→ What you are asked to do
Could you write out every record below exactly, leaving out any pictures?
----
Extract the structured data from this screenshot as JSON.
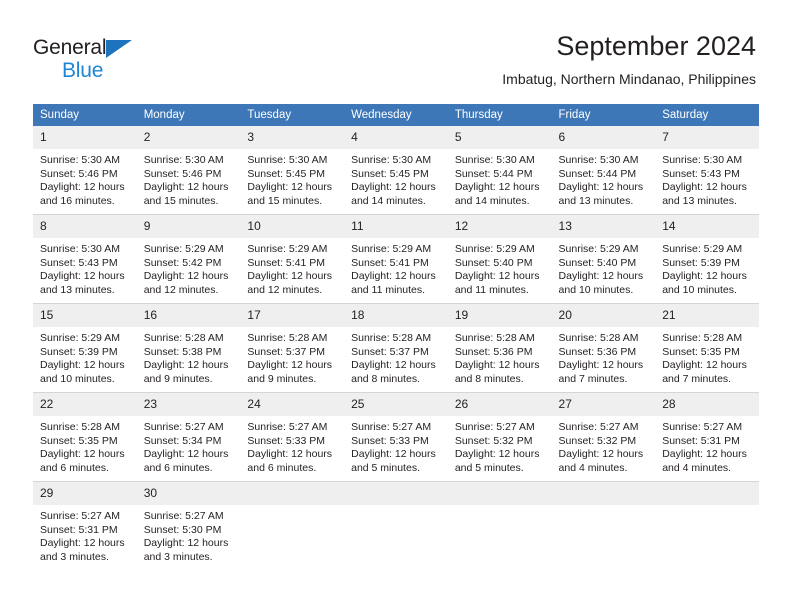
{
  "brand": {
    "name_dark": "General",
    "name_blue": "Blue",
    "accent_blue": "#1e86d4",
    "triangle_blue": "#1e73be"
  },
  "header": {
    "title": "September 2024",
    "subtitle": "Imbatug, Northern Mindanao, Philippines",
    "header_bg": "#3d77b8",
    "header_text_color": "#ffffff",
    "daynum_bg": "#efefef"
  },
  "weekdays": [
    "Sunday",
    "Monday",
    "Tuesday",
    "Wednesday",
    "Thursday",
    "Friday",
    "Saturday"
  ],
  "calendar": {
    "weeks": [
      [
        {
          "day": "1",
          "sunrise": "Sunrise: 5:30 AM",
          "sunset": "Sunset: 5:46 PM",
          "daylight_1": "Daylight: 12 hours",
          "daylight_2": "and 16 minutes."
        },
        {
          "day": "2",
          "sunrise": "Sunrise: 5:30 AM",
          "sunset": "Sunset: 5:46 PM",
          "daylight_1": "Daylight: 12 hours",
          "daylight_2": "and 15 minutes."
        },
        {
          "day": "3",
          "sunrise": "Sunrise: 5:30 AM",
          "sunset": "Sunset: 5:45 PM",
          "daylight_1": "Daylight: 12 hours",
          "daylight_2": "and 15 minutes."
        },
        {
          "day": "4",
          "sunrise": "Sunrise: 5:30 AM",
          "sunset": "Sunset: 5:45 PM",
          "daylight_1": "Daylight: 12 hours",
          "daylight_2": "and 14 minutes."
        },
        {
          "day": "5",
          "sunrise": "Sunrise: 5:30 AM",
          "sunset": "Sunset: 5:44 PM",
          "daylight_1": "Daylight: 12 hours",
          "daylight_2": "and 14 minutes."
        },
        {
          "day": "6",
          "sunrise": "Sunrise: 5:30 AM",
          "sunset": "Sunset: 5:44 PM",
          "daylight_1": "Daylight: 12 hours",
          "daylight_2": "and 13 minutes."
        },
        {
          "day": "7",
          "sunrise": "Sunrise: 5:30 AM",
          "sunset": "Sunset: 5:43 PM",
          "daylight_1": "Daylight: 12 hours",
          "daylight_2": "and 13 minutes."
        }
      ],
      [
        {
          "day": "8",
          "sunrise": "Sunrise: 5:30 AM",
          "sunset": "Sunset: 5:43 PM",
          "daylight_1": "Daylight: 12 hours",
          "daylight_2": "and 13 minutes."
        },
        {
          "day": "9",
          "sunrise": "Sunrise: 5:29 AM",
          "sunset": "Sunset: 5:42 PM",
          "daylight_1": "Daylight: 12 hours",
          "daylight_2": "and 12 minutes."
        },
        {
          "day": "10",
          "sunrise": "Sunrise: 5:29 AM",
          "sunset": "Sunset: 5:41 PM",
          "daylight_1": "Daylight: 12 hours",
          "daylight_2": "and 12 minutes."
        },
        {
          "day": "11",
          "sunrise": "Sunrise: 5:29 AM",
          "sunset": "Sunset: 5:41 PM",
          "daylight_1": "Daylight: 12 hours",
          "daylight_2": "and 11 minutes."
        },
        {
          "day": "12",
          "sunrise": "Sunrise: 5:29 AM",
          "sunset": "Sunset: 5:40 PM",
          "daylight_1": "Daylight: 12 hours",
          "daylight_2": "and 11 minutes."
        },
        {
          "day": "13",
          "sunrise": "Sunrise: 5:29 AM",
          "sunset": "Sunset: 5:40 PM",
          "daylight_1": "Daylight: 12 hours",
          "daylight_2": "and 10 minutes."
        },
        {
          "day": "14",
          "sunrise": "Sunrise: 5:29 AM",
          "sunset": "Sunset: 5:39 PM",
          "daylight_1": "Daylight: 12 hours",
          "daylight_2": "and 10 minutes."
        }
      ],
      [
        {
          "day": "15",
          "sunrise": "Sunrise: 5:29 AM",
          "sunset": "Sunset: 5:39 PM",
          "daylight_1": "Daylight: 12 hours",
          "daylight_2": "and 10 minutes."
        },
        {
          "day": "16",
          "sunrise": "Sunrise: 5:28 AM",
          "sunset": "Sunset: 5:38 PM",
          "daylight_1": "Daylight: 12 hours",
          "daylight_2": "and 9 minutes."
        },
        {
          "day": "17",
          "sunrise": "Sunrise: 5:28 AM",
          "sunset": "Sunset: 5:37 PM",
          "daylight_1": "Daylight: 12 hours",
          "daylight_2": "and 9 minutes."
        },
        {
          "day": "18",
          "sunrise": "Sunrise: 5:28 AM",
          "sunset": "Sunset: 5:37 PM",
          "daylight_1": "Daylight: 12 hours",
          "daylight_2": "and 8 minutes."
        },
        {
          "day": "19",
          "sunrise": "Sunrise: 5:28 AM",
          "sunset": "Sunset: 5:36 PM",
          "daylight_1": "Daylight: 12 hours",
          "daylight_2": "and 8 minutes."
        },
        {
          "day": "20",
          "sunrise": "Sunrise: 5:28 AM",
          "sunset": "Sunset: 5:36 PM",
          "daylight_1": "Daylight: 12 hours",
          "daylight_2": "and 7 minutes."
        },
        {
          "day": "21",
          "sunrise": "Sunrise: 5:28 AM",
          "sunset": "Sunset: 5:35 PM",
          "daylight_1": "Daylight: 12 hours",
          "daylight_2": "and 7 minutes."
        }
      ],
      [
        {
          "day": "22",
          "sunrise": "Sunrise: 5:28 AM",
          "sunset": "Sunset: 5:35 PM",
          "daylight_1": "Daylight: 12 hours",
          "daylight_2": "and 6 minutes."
        },
        {
          "day": "23",
          "sunrise": "Sunrise: 5:27 AM",
          "sunset": "Sunset: 5:34 PM",
          "daylight_1": "Daylight: 12 hours",
          "daylight_2": "and 6 minutes."
        },
        {
          "day": "24",
          "sunrise": "Sunrise: 5:27 AM",
          "sunset": "Sunset: 5:33 PM",
          "daylight_1": "Daylight: 12 hours",
          "daylight_2": "and 6 minutes."
        },
        {
          "day": "25",
          "sunrise": "Sunrise: 5:27 AM",
          "sunset": "Sunset: 5:33 PM",
          "daylight_1": "Daylight: 12 hours",
          "daylight_2": "and 5 minutes."
        },
        {
          "day": "26",
          "sunrise": "Sunrise: 5:27 AM",
          "sunset": "Sunset: 5:32 PM",
          "daylight_1": "Daylight: 12 hours",
          "daylight_2": "and 5 minutes."
        },
        {
          "day": "27",
          "sunrise": "Sunrise: 5:27 AM",
          "sunset": "Sunset: 5:32 PM",
          "daylight_1": "Daylight: 12 hours",
          "daylight_2": "and 4 minutes."
        },
        {
          "day": "28",
          "sunrise": "Sunrise: 5:27 AM",
          "sunset": "Sunset: 5:31 PM",
          "daylight_1": "Daylight: 12 hours",
          "daylight_2": "and 4 minutes."
        }
      ],
      [
        {
          "day": "29",
          "sunrise": "Sunrise: 5:27 AM",
          "sunset": "Sunset: 5:31 PM",
          "daylight_1": "Daylight: 12 hours",
          "daylight_2": "and 3 minutes."
        },
        {
          "day": "30",
          "sunrise": "Sunrise: 5:27 AM",
          "sunset": "Sunset: 5:30 PM",
          "daylight_1": "Daylight: 12 hours",
          "daylight_2": "and 3 minutes."
        },
        {
          "day": "",
          "sunrise": "",
          "sunset": "",
          "daylight_1": "",
          "daylight_2": ""
        },
        {
          "day": "",
          "sunrise": "",
          "sunset": "",
          "daylight_1": "",
          "daylight_2": ""
        },
        {
          "day": "",
          "sunrise": "",
          "sunset": "",
          "daylight_1": "",
          "daylight_2": ""
        },
        {
          "day": "",
          "sunrise": "",
          "sunset": "",
          "daylight_1": "",
          "daylight_2": ""
        },
        {
          "day": "",
          "sunrise": "",
          "sunset": "",
          "daylight_1": "",
          "daylight_2": ""
        }
      ]
    ]
  }
}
----
→ Correct result
Extract the structured data from this screenshot as JSON.
{
  "brand": {
    "name_dark": "General",
    "name_blue": "Blue",
    "accent_blue": "#1e86d4",
    "triangle_blue": "#1e73be"
  },
  "header": {
    "title": "September 2024",
    "subtitle": "Imbatug, Northern Mindanao, Philippines",
    "header_bg": "#3d77b8",
    "header_text_color": "#ffffff",
    "daynum_bg": "#efefef"
  },
  "weekdays": [
    "Sunday",
    "Monday",
    "Tuesday",
    "Wednesday",
    "Thursday",
    "Friday",
    "Saturday"
  ],
  "calendar": {
    "weeks": [
      [
        {
          "day": "1",
          "sunrise": "Sunrise: 5:30 AM",
          "sunset": "Sunset: 5:46 PM",
          "daylight_1": "Daylight: 12 hours",
          "daylight_2": "and 16 minutes."
        },
        {
          "day": "2",
          "sunrise": "Sunrise: 5:30 AM",
          "sunset": "Sunset: 5:46 PM",
          "daylight_1": "Daylight: 12 hours",
          "daylight_2": "and 15 minutes."
        },
        {
          "day": "3",
          "sunrise": "Sunrise: 5:30 AM",
          "sunset": "Sunset: 5:45 PM",
          "daylight_1": "Daylight: 12 hours",
          "daylight_2": "and 15 minutes."
        },
        {
          "day": "4",
          "sunrise": "Sunrise: 5:30 AM",
          "sunset": "Sunset: 5:45 PM",
          "daylight_1": "Daylight: 12 hours",
          "daylight_2": "and 14 minutes."
        },
        {
          "day": "5",
          "sunrise": "Sunrise: 5:30 AM",
          "sunset": "Sunset: 5:44 PM",
          "daylight_1": "Daylight: 12 hours",
          "daylight_2": "and 14 minutes."
        },
        {
          "day": "6",
          "sunrise": "Sunrise: 5:30 AM",
          "sunset": "Sunset: 5:44 PM",
          "daylight_1": "Daylight: 12 hours",
          "daylight_2": "and 13 minutes."
        },
        {
          "day": "7",
          "sunrise": "Sunrise: 5:30 AM",
          "sunset": "Sunset: 5:43 PM",
          "daylight_1": "Daylight: 12 hours",
          "daylight_2": "and 13 minutes."
        }
      ],
      [
        {
          "day": "8",
          "sunrise": "Sunrise: 5:30 AM",
          "sunset": "Sunset: 5:43 PM",
          "daylight_1": "Daylight: 12 hours",
          "daylight_2": "and 13 minutes."
        },
        {
          "day": "9",
          "sunrise": "Sunrise: 5:29 AM",
          "sunset": "Sunset: 5:42 PM",
          "daylight_1": "Daylight: 12 hours",
          "daylight_2": "and 12 minutes."
        },
        {
          "day": "10",
          "sunrise": "Sunrise: 5:29 AM",
          "sunset": "Sunset: 5:41 PM",
          "daylight_1": "Daylight: 12 hours",
          "daylight_2": "and 12 minutes."
        },
        {
          "day": "11",
          "sunrise": "Sunrise: 5:29 AM",
          "sunset": "Sunset: 5:41 PM",
          "daylight_1": "Daylight: 12 hours",
          "daylight_2": "and 11 minutes."
        },
        {
          "day": "12",
          "sunrise": "Sunrise: 5:29 AM",
          "sunset": "Sunset: 5:40 PM",
          "daylight_1": "Daylight: 12 hours",
          "daylight_2": "and 11 minutes."
        },
        {
          "day": "13",
          "sunrise": "Sunrise: 5:29 AM",
          "sunset": "Sunset: 5:40 PM",
          "daylight_1": "Daylight: 12 hours",
          "daylight_2": "and 10 minutes."
        },
        {
          "day": "14",
          "sunrise": "Sunrise: 5:29 AM",
          "sunset": "Sunset: 5:39 PM",
          "daylight_1": "Daylight: 12 hours",
          "daylight_2": "and 10 minutes."
        }
      ],
      [
        {
          "day": "15",
          "sunrise": "Sunrise: 5:29 AM",
          "sunset": "Sunset: 5:39 PM",
          "daylight_1": "Daylight: 12 hours",
          "daylight_2": "and 10 minutes."
        },
        {
          "day": "16",
          "sunrise": "Sunrise: 5:28 AM",
          "sunset": "Sunset: 5:38 PM",
          "daylight_1": "Daylight: 12 hours",
          "daylight_2": "and 9 minutes."
        },
        {
          "day": "17",
          "sunrise": "Sunrise: 5:28 AM",
          "sunset": "Sunset: 5:37 PM",
          "daylight_1": "Daylight: 12 hours",
          "daylight_2": "and 9 minutes."
        },
        {
          "day": "18",
          "sunrise": "Sunrise: 5:28 AM",
          "sunset": "Sunset: 5:37 PM",
          "daylight_1": "Daylight: 12 hours",
          "daylight_2": "and 8 minutes."
        },
        {
          "day": "19",
          "sunrise": "Sunrise: 5:28 AM",
          "sunset": "Sunset: 5:36 PM",
          "daylight_1": "Daylight: 12 hours",
          "daylight_2": "and 8 minutes."
        },
        {
          "day": "20",
          "sunrise": "Sunrise: 5:28 AM",
          "sunset": "Sunset: 5:36 PM",
          "daylight_1": "Daylight: 12 hours",
          "daylight_2": "and 7 minutes."
        },
        {
          "day": "21",
          "sunrise": "Sunrise: 5:28 AM",
          "sunset": "Sunset: 5:35 PM",
          "daylight_1": "Daylight: 12 hours",
          "daylight_2": "and 7 minutes."
        }
      ],
      [
        {
          "day": "22",
          "sunrise": "Sunrise: 5:28 AM",
          "sunset": "Sunset: 5:35 PM",
          "daylight_1": "Daylight: 12 hours",
          "daylight_2": "and 6 minutes."
        },
        {
          "day": "23",
          "sunrise": "Sunrise: 5:27 AM",
          "sunset": "Sunset: 5:34 PM",
          "daylight_1": "Daylight: 12 hours",
          "daylight_2": "and 6 minutes."
        },
        {
          "day": "24",
          "sunrise": "Sunrise: 5:27 AM",
          "sunset": "Sunset: 5:33 PM",
          "daylight_1": "Daylight: 12 hours",
          "daylight_2": "and 6 minutes."
        },
        {
          "day": "25",
          "sunrise": "Sunrise: 5:27 AM",
          "sunset": "Sunset: 5:33 PM",
          "daylight_1": "Daylight: 12 hours",
          "daylight_2": "and 5 minutes."
        },
        {
          "day": "26",
          "sunrise": "Sunrise: 5:27 AM",
          "sunset": "Sunset: 5:32 PM",
          "daylight_1": "Daylight: 12 hours",
          "daylight_2": "and 5 minutes."
        },
        {
          "day": "27",
          "sunrise": "Sunrise: 5:27 AM",
          "sunset": "Sunset: 5:32 PM",
          "daylight_1": "Daylight: 12 hours",
          "daylight_2": "and 4 minutes."
        },
        {
          "day": "28",
          "sunrise": "Sunrise: 5:27 AM",
          "sunset": "Sunset: 5:31 PM",
          "daylight_1": "Daylight: 12 hours",
          "daylight_2": "and 4 minutes."
        }
      ],
      [
        {
          "day": "29",
          "sunrise": "Sunrise: 5:27 AM",
          "sunset": "Sunset: 5:31 PM",
          "daylight_1": "Daylight: 12 hours",
          "daylight_2": "and 3 minutes."
        },
        {
          "day": "30",
          "sunrise": "Sunrise: 5:27 AM",
          "sunset": "Sunset: 5:30 PM",
          "daylight_1": "Daylight: 12 hours",
          "daylight_2": "and 3 minutes."
        },
        {
          "day": "",
          "sunrise": "",
          "sunset": "",
          "daylight_1": "",
          "daylight_2": ""
        },
        {
          "day": "",
          "sunrise": "",
          "sunset": "",
          "daylight_1": "",
          "daylight_2": ""
        },
        {
          "day": "",
          "sunrise": "",
          "sunset": "",
          "daylight_1": "",
          "daylight_2": ""
        },
        {
          "day": "",
          "sunrise": "",
          "sunset": "",
          "daylight_1": "",
          "daylight_2": ""
        },
        {
          "day": "",
          "sunrise": "",
          "sunset": "",
          "daylight_1": "",
          "daylight_2": ""
        }
      ]
    ]
  }
}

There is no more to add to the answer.